Brief: Without further comment, state how many lines in the listing below contain the word "Select".

The input:

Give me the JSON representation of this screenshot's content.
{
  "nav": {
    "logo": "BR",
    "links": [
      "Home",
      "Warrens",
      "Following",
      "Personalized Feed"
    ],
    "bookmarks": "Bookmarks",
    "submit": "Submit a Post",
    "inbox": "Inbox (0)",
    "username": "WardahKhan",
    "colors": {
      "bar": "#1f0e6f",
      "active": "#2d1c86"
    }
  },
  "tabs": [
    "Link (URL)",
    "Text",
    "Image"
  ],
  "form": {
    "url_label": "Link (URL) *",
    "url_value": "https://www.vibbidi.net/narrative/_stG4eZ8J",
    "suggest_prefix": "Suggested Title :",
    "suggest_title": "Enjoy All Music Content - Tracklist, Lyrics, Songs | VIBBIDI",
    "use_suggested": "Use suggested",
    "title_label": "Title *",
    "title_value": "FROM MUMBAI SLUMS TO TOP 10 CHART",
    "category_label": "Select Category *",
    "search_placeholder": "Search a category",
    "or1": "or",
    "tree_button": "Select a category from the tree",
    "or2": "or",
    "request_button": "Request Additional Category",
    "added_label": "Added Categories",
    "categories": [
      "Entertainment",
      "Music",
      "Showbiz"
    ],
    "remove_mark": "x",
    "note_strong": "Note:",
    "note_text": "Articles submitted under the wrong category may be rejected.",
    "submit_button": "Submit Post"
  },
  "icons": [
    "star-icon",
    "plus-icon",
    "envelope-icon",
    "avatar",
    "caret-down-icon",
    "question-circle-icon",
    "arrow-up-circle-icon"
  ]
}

Solved problem: 2